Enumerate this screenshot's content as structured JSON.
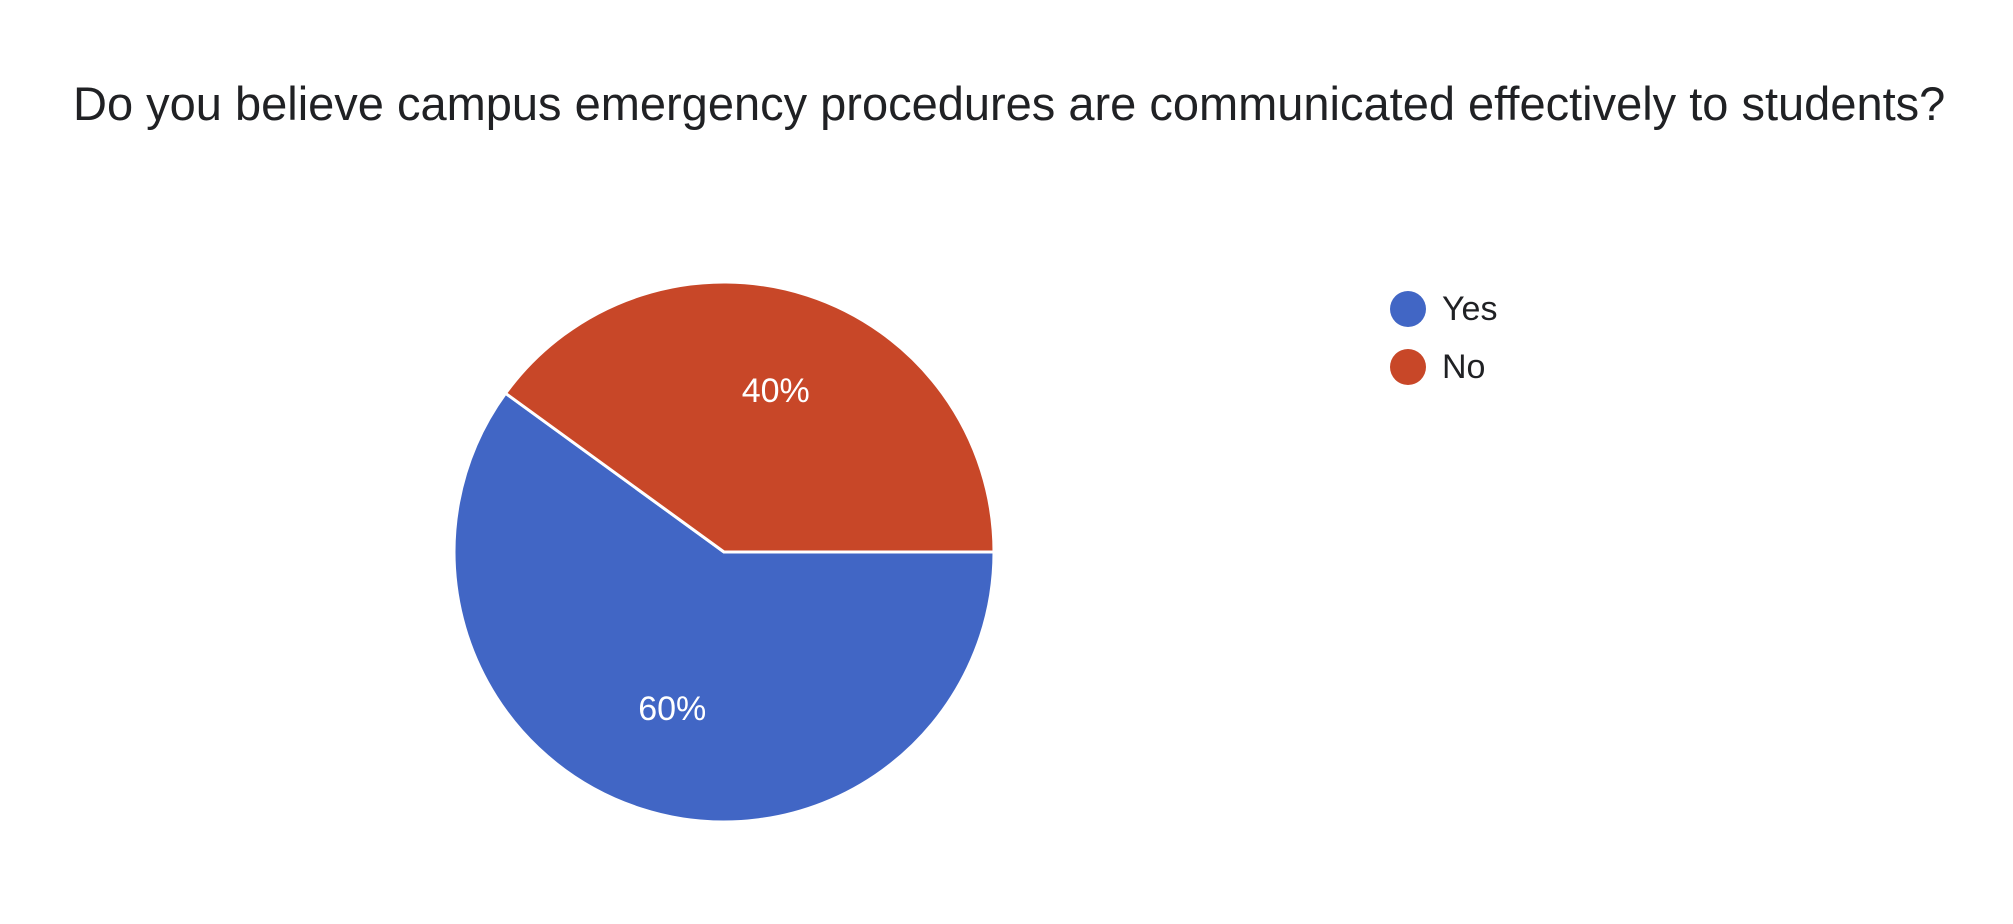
{
  "chart_data": {
    "type": "pie",
    "title": "Do you believe campus emergency procedures are communicated effectively to students?",
    "categories": [
      "Yes",
      "No"
    ],
    "values": [
      60,
      40
    ],
    "labels": [
      "60%",
      "40%"
    ],
    "colors": [
      "#4166c5",
      "#c84728"
    ],
    "legend_position": "right"
  }
}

^^^^

= Aim =
Write out the whole listing again, exactly, with no pictures.

= Task solution =
Enumerate this screenshot's content as structured JSON.
{
  "chart_data": {
    "type": "pie",
    "title": "Do you believe campus emergency procedures are communicated effectively to students?",
    "categories": [
      "Yes",
      "No"
    ],
    "values": [
      60,
      40
    ],
    "labels": [
      "60%",
      "40%"
    ],
    "colors": [
      "#4166c5",
      "#c84728"
    ],
    "legend_position": "right"
  }
}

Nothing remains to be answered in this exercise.